## Do this:
Where the string "ROAD" occurs in the material below, report the whole line.

## Supplied data:
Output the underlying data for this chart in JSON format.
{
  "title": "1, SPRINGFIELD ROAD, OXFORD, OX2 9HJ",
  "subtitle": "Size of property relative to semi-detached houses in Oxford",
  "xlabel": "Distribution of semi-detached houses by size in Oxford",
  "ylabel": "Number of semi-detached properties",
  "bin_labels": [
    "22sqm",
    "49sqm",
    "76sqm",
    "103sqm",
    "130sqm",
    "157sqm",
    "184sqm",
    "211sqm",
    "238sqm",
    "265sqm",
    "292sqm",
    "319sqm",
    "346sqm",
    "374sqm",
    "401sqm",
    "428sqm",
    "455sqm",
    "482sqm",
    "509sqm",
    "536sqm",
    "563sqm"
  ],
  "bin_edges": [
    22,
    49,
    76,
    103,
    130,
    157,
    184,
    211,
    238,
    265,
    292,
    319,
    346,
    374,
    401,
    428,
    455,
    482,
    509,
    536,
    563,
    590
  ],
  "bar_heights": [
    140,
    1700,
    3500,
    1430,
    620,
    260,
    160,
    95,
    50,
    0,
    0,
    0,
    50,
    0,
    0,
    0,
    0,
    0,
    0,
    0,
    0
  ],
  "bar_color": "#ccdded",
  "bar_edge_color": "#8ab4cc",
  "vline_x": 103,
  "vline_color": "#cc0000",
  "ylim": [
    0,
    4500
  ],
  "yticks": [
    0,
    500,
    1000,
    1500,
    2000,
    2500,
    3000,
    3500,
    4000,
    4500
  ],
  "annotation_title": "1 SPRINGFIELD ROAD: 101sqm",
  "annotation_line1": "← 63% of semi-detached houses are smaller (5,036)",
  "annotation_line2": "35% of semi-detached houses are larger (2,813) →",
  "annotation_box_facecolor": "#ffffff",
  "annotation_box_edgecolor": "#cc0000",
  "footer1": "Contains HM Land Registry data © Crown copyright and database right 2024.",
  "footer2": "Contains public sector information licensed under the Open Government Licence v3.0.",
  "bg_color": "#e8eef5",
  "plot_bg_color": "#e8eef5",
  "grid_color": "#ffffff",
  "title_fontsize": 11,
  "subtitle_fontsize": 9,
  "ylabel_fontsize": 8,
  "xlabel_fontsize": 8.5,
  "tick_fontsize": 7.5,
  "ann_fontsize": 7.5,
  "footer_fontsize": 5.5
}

## Final result:
  "title": "1, SPRINGFIELD ROAD, OXFORD, OX2 9HJ",
  "annotation_title": "1 SPRINGFIELD ROAD: 101sqm",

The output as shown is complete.